Objective
Update the records starting at the line that contains "code-token: X1 xyxy=(431,622,452,641)" and ending at the line that contains "code-token: is xyxy=(354,622,394,641)", changing "buffer-line" to "editor-line" and leaving everything else as it is. Give back only those lines.

Data entries
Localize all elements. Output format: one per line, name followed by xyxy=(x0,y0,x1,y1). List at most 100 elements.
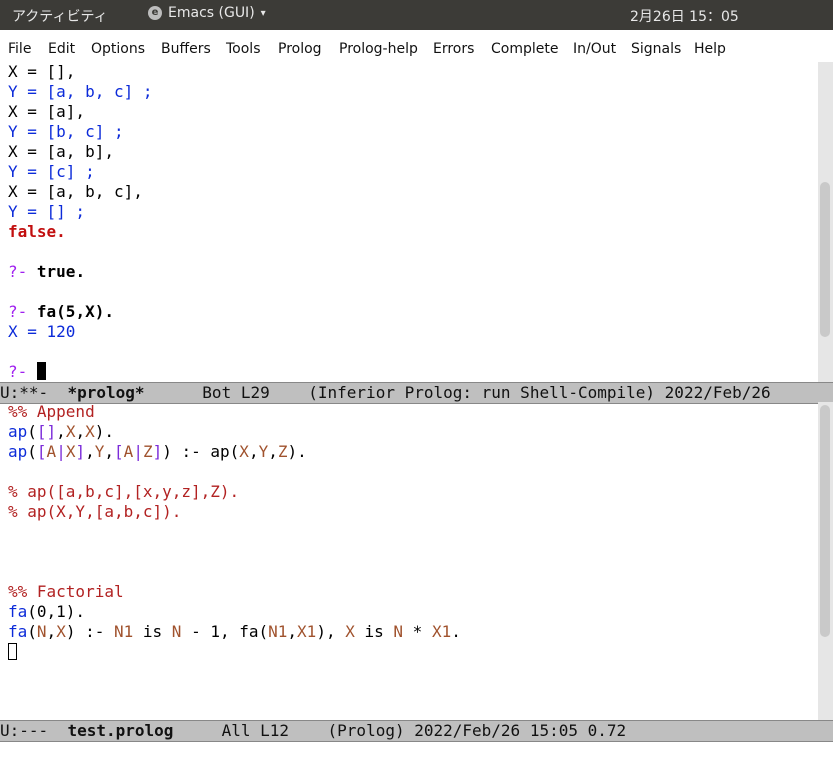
code-token: X1 xyxy=(431,622,452,641)
buffer-line xyxy=(0,462,818,482)
code-token: ) :- xyxy=(65,622,114,641)
code-token: ?- xyxy=(8,262,37,281)
menu-prolog[interactable]: Prolog xyxy=(278,41,322,57)
text-cursor xyxy=(36,362,46,380)
menu-signals[interactable]: Signals xyxy=(631,41,681,57)
code-token: ap xyxy=(8,422,28,441)
app-menu-label: Emacs (GUI) xyxy=(168,5,255,21)
code-token: is xyxy=(133,622,172,641)
code-token: . xyxy=(451,622,461,641)
buffer-line xyxy=(0,562,818,582)
code-token: | xyxy=(56,442,66,461)
code-token: fa xyxy=(8,622,28,641)
menu-in-out[interactable]: In/Out xyxy=(573,41,616,57)
menu-prolog-help[interactable]: Prolog-help xyxy=(339,41,418,57)
buffer-line: ?- fa(5,X). xyxy=(0,302,818,322)
buffer-line: ap([],X,X). xyxy=(0,422,818,442)
buffer-line: Y = [c] ; xyxy=(0,162,818,182)
file-scroll-thumb[interactable] xyxy=(820,405,830,637)
code-token: , xyxy=(268,442,278,461)
menu-file[interactable]: File xyxy=(8,41,31,57)
code-token: % ap(X,Y,[a,b,c]). xyxy=(8,502,182,521)
activities-button[interactable]: アクティビティ xyxy=(12,6,108,26)
buffer-line: %% Append xyxy=(0,402,818,422)
buffer-line xyxy=(0,542,818,562)
code-token: Z xyxy=(142,442,153,461)
code-token: ap xyxy=(8,442,28,461)
file-mode-line: U:--- test.prolog All L12 (Prolog) 2022/… xyxy=(0,720,833,742)
buffer-line: % ap(X,Y,[a,b,c]). xyxy=(0,502,818,522)
code-token: N1 xyxy=(268,622,288,641)
buffer-line: X = [a, b], xyxy=(0,142,818,162)
menu-edit[interactable]: Edit xyxy=(48,41,75,57)
menu-tools[interactable]: Tools xyxy=(226,41,261,57)
code-token: , xyxy=(248,442,259,461)
buffer-line: Y = [a, b, c] ; xyxy=(0,82,818,102)
code-token: is xyxy=(354,622,394,641)
echo-area xyxy=(0,742,833,768)
code-token: [ xyxy=(36,442,47,461)
modeline-status: U:**- xyxy=(0,383,68,402)
code-token: , xyxy=(287,622,298,641)
clock[interactable]: 2月26日 15：05 xyxy=(630,6,739,26)
code-token: ). xyxy=(287,442,307,461)
code-token: A xyxy=(46,442,57,461)
code-token: ( xyxy=(27,422,37,441)
code-token: %% Append xyxy=(8,402,95,421)
code-token: N xyxy=(393,622,404,641)
modeline-info: Bot L29 (Inferior Prolog: run Shell-Comp… xyxy=(144,383,771,402)
buffer-line: ?- xyxy=(0,362,818,382)
buffer-line: ap([A|X],Y,[A|Z]) :- ap(X,Y,Z). xyxy=(0,442,818,462)
code-token: Y xyxy=(258,442,269,461)
code-token: , xyxy=(46,622,57,641)
code-token: X = [a], xyxy=(8,102,86,121)
buffer-line xyxy=(0,642,818,662)
buffer-line: X = [a, b, c], xyxy=(0,182,818,202)
prolog-scroll-thumb[interactable] xyxy=(820,182,830,337)
buffer-line xyxy=(0,242,818,262)
code-token: X = [a, b], xyxy=(8,142,114,161)
buffer-line: % ap([a,b,c],[x,y,z],Z). xyxy=(0,482,818,502)
code-token: X = [a, b, c], xyxy=(8,182,143,201)
buffer-line xyxy=(0,282,818,302)
code-token: ?- xyxy=(8,302,37,321)
menu-help[interactable]: Help xyxy=(694,41,726,57)
buffer-line: X = 120 xyxy=(0,322,818,342)
code-token: fa xyxy=(8,602,28,621)
buffer-line xyxy=(0,522,818,542)
modeline-buffer-name[interactable]: test.prolog xyxy=(67,721,173,740)
code-token: N xyxy=(171,622,182,641)
code-token: X xyxy=(239,442,249,461)
menu-buffers[interactable]: Buffers xyxy=(161,41,211,57)
menu-options[interactable]: Options xyxy=(91,41,145,57)
code-token: ( xyxy=(27,442,37,461)
code-token: X = [], xyxy=(8,62,76,81)
code-token: X xyxy=(65,422,76,441)
code-token: %% Factorial xyxy=(8,582,124,601)
code-token: N xyxy=(36,622,47,641)
code-token: ] xyxy=(152,442,163,461)
test-prolog-buffer[interactable]: %% Append ap([],X,X). ap([A|X],Y,[A|Z]) :-… xyxy=(0,402,818,720)
buffer-line: fa(0,1). xyxy=(0,602,818,622)
code-token: ] xyxy=(75,442,86,461)
buffer-line: ?- true. xyxy=(0,262,818,282)
menu-complete[interactable]: Complete xyxy=(491,41,558,57)
code-token: Y = [] ; xyxy=(8,202,86,221)
code-token: false. xyxy=(8,222,66,241)
file-buffer-scrollbar[interactable] xyxy=(818,402,833,720)
code-token: X1 xyxy=(297,622,317,641)
prolog-buffer-scrollbar[interactable] xyxy=(818,62,833,382)
code-token: , xyxy=(75,422,86,441)
app-menu[interactable]: e Emacs (GUI) ▾ xyxy=(148,5,266,21)
buffer-line: fa(N,X) :- N1 is N - 1, fa(N1,X1), X is … xyxy=(0,622,818,642)
emacs-menu-bar: File Edit Options Buffers Tools Prolog P… xyxy=(0,39,833,61)
code-token: , xyxy=(85,442,95,461)
buffer-line: Y = [b, c] ; xyxy=(0,122,818,142)
prolog-repl-buffer[interactable]: X = [], Y = [a, b, c] ; X = [a], Y = [b, c]… xyxy=(0,62,818,382)
modeline-info: All L12 (Prolog) 2022/Feb/26 15:05 0.72 xyxy=(173,721,627,740)
menu-errors[interactable]: Errors xyxy=(433,41,474,57)
modeline-buffer-name[interactable]: *prolog* xyxy=(67,383,144,402)
buffer-line: X = [a], xyxy=(0,102,818,122)
code-token: ) :- ap( xyxy=(162,442,240,461)
code-token: , xyxy=(56,422,66,441)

The result
code-token: X1 xyxy=(431,622,452,641)
editor-line xyxy=(0,462,818,482)
code-token: ) :- xyxy=(65,622,114,641)
code-token: ?- xyxy=(8,262,37,281)
menu-prolog[interactable]: Prolog xyxy=(278,41,322,57)
text-cursor xyxy=(36,362,46,380)
menu-signals[interactable]: Signals xyxy=(631,41,681,57)
code-token: ap xyxy=(8,422,28,441)
app-menu-label: Emacs (GUI) xyxy=(168,5,255,21)
code-token: is xyxy=(133,622,172,641)
code-token: . xyxy=(451,622,461,641)
editor-line xyxy=(0,562,818,582)
code-token: | xyxy=(56,442,66,461)
code-token: fa xyxy=(8,622,28,641)
menu-in-out[interactable]: In/Out xyxy=(573,41,616,57)
menu-prolog-help[interactable]: Prolog-help xyxy=(339,41,418,57)
editor-line: ?- fa(5,X). xyxy=(0,302,818,322)
editor-line: ap([],X,X). xyxy=(0,422,818,442)
editor-line: Y = [c] ; xyxy=(0,162,818,182)
file-scroll-thumb[interactable] xyxy=(820,405,830,637)
code-token: , xyxy=(268,442,278,461)
menu-file[interactable]: File xyxy=(8,41,31,57)
code-token: % ap(X,Y,[a,b,c]). xyxy=(8,502,182,521)
activities-button[interactable]: アクティビティ xyxy=(12,6,108,26)
editor-line: %% Append xyxy=(0,402,818,422)
editor-line xyxy=(0,542,818,562)
code-token: Z xyxy=(142,442,153,461)
code-token: ap xyxy=(8,442,28,461)
file-mode-line: U:--- test.prolog All L12 (Prolog) 2022/… xyxy=(0,720,833,742)
editor-line: % ap(X,Y,[a,b,c]). xyxy=(0,502,818,522)
code-token: N1 xyxy=(268,622,288,641)
editor-line: X = [a, b], xyxy=(0,142,818,162)
menu-edit[interactable]: Edit xyxy=(48,41,75,57)
menu-tools[interactable]: Tools xyxy=(226,41,261,57)
code-token: , xyxy=(248,442,259,461)
editor-line: Y = [a, b, c] ; xyxy=(0,82,818,102)
code-token: is xyxy=(354,622,394,641)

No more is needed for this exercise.